:: STORED ROWS ::
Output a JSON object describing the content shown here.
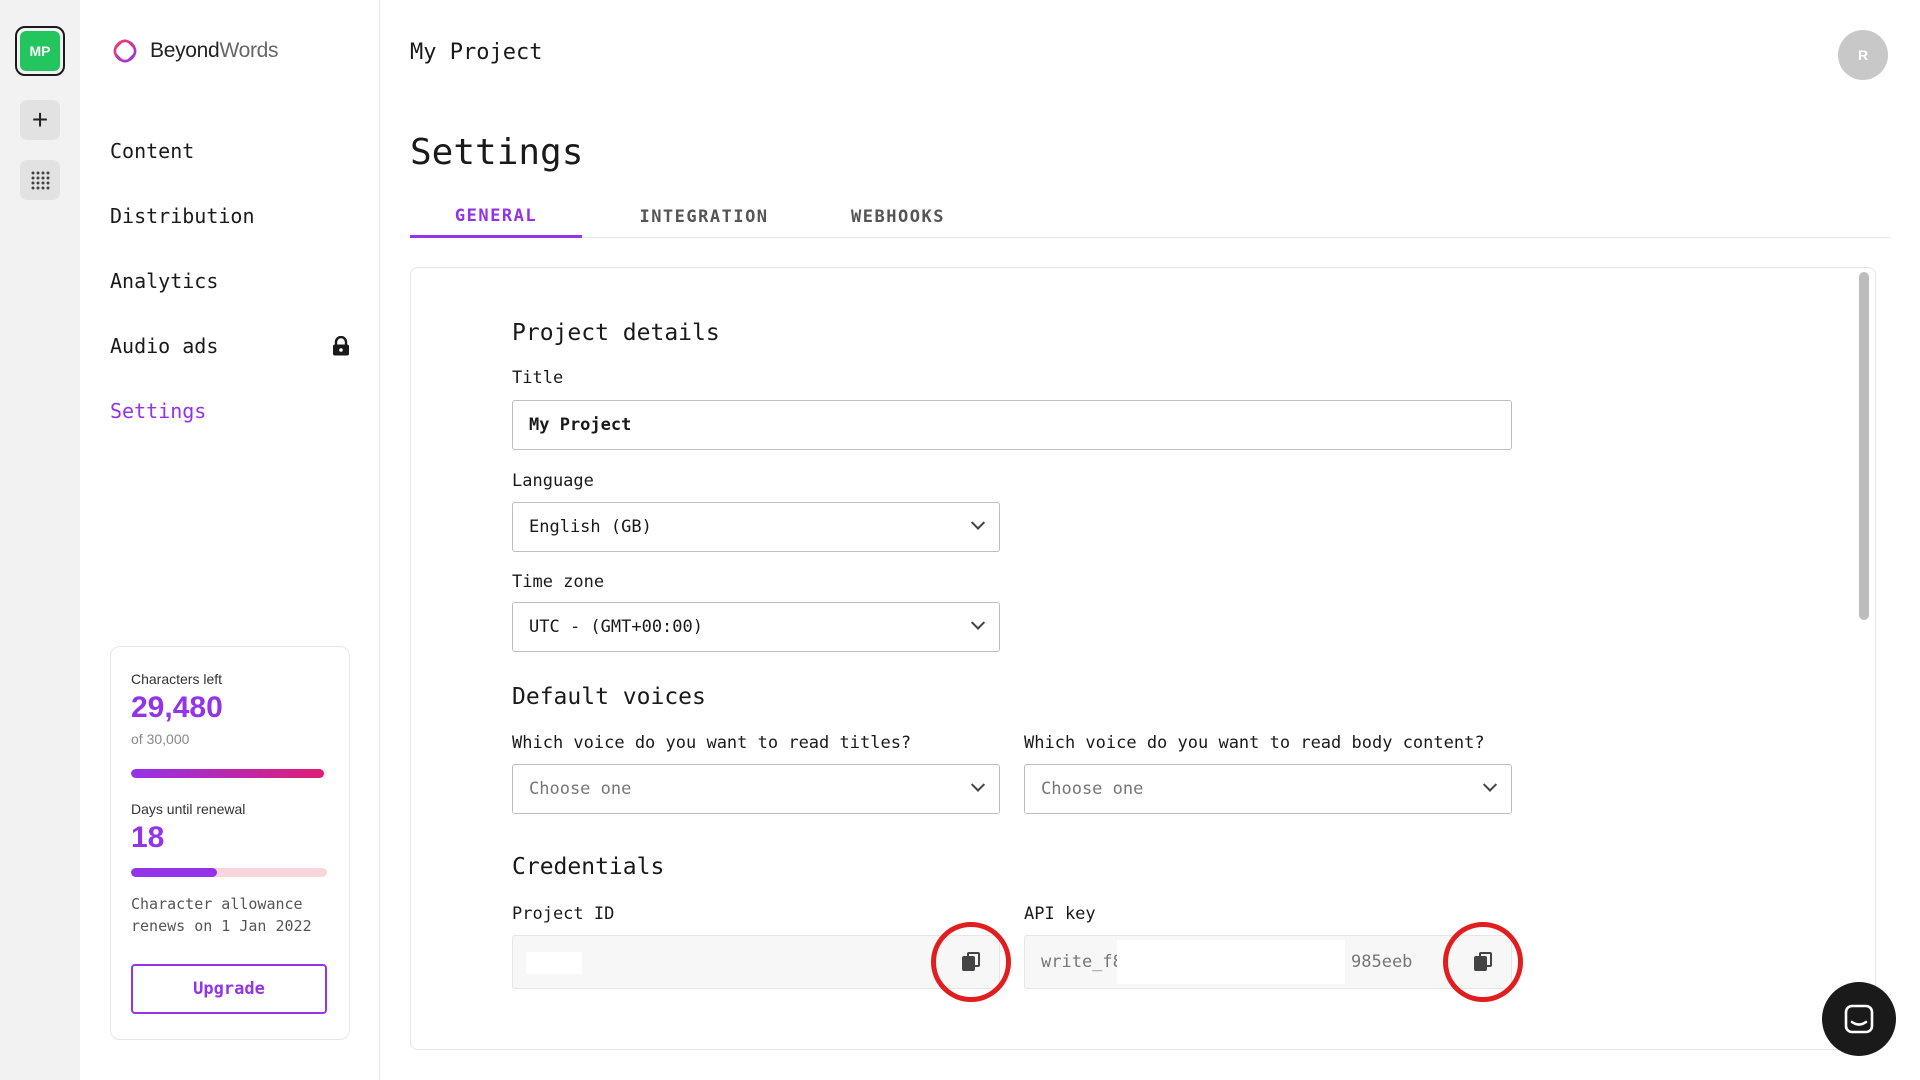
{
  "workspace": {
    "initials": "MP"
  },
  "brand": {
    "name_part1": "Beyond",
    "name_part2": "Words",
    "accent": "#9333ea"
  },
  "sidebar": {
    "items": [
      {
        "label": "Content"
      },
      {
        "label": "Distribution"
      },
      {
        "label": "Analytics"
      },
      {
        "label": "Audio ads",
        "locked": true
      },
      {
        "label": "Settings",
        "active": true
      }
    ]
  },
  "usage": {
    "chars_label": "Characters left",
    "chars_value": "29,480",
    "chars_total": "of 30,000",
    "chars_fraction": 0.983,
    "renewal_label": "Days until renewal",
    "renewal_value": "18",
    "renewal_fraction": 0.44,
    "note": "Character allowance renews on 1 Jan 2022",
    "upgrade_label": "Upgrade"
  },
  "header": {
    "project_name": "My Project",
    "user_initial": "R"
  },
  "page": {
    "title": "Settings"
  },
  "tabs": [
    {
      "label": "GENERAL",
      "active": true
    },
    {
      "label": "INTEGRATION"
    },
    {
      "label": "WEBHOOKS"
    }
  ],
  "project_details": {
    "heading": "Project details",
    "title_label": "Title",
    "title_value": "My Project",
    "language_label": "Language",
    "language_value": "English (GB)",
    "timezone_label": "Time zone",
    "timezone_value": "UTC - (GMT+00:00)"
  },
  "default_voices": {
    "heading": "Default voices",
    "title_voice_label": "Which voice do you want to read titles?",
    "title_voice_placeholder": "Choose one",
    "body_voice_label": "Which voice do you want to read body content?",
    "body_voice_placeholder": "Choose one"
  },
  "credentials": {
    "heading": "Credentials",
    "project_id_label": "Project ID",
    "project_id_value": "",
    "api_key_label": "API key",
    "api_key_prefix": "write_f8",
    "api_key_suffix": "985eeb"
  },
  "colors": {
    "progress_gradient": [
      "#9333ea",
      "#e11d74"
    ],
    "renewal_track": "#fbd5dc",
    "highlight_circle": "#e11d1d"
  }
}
:::
__EXERCISE DIRECTIONS__. From the listing, extract all text exactly as given and drop any picture.

__ANSWER TO THIS PROBLEM__.
Output a JSON object describing the content shown here.
{
  "workspace": {
    "initials": "MP"
  },
  "brand": {
    "name_part1": "Beyond",
    "name_part2": "Words",
    "accent": "#9333ea"
  },
  "sidebar": {
    "items": [
      {
        "label": "Content"
      },
      {
        "label": "Distribution"
      },
      {
        "label": "Analytics"
      },
      {
        "label": "Audio ads",
        "locked": true
      },
      {
        "label": "Settings",
        "active": true
      }
    ]
  },
  "usage": {
    "chars_label": "Characters left",
    "chars_value": "29,480",
    "chars_total": "of 30,000",
    "chars_fraction": 0.983,
    "renewal_label": "Days until renewal",
    "renewal_value": "18",
    "renewal_fraction": 0.44,
    "note": "Character allowance renews on 1 Jan 2022",
    "upgrade_label": "Upgrade"
  },
  "header": {
    "project_name": "My Project",
    "user_initial": "R"
  },
  "page": {
    "title": "Settings"
  },
  "tabs": [
    {
      "label": "GENERAL",
      "active": true
    },
    {
      "label": "INTEGRATION"
    },
    {
      "label": "WEBHOOKS"
    }
  ],
  "project_details": {
    "heading": "Project details",
    "title_label": "Title",
    "title_value": "My Project",
    "language_label": "Language",
    "language_value": "English (GB)",
    "timezone_label": "Time zone",
    "timezone_value": "UTC - (GMT+00:00)"
  },
  "default_voices": {
    "heading": "Default voices",
    "title_voice_label": "Which voice do you want to read titles?",
    "title_voice_placeholder": "Choose one",
    "body_voice_label": "Which voice do you want to read body content?",
    "body_voice_placeholder": "Choose one"
  },
  "credentials": {
    "heading": "Credentials",
    "project_id_label": "Project ID",
    "project_id_value": "",
    "api_key_label": "API key",
    "api_key_prefix": "write_f8",
    "api_key_suffix": "985eeb"
  },
  "colors": {
    "progress_gradient": [
      "#9333ea",
      "#e11d74"
    ],
    "renewal_track": "#fbd5dc",
    "highlight_circle": "#e11d1d"
  }
}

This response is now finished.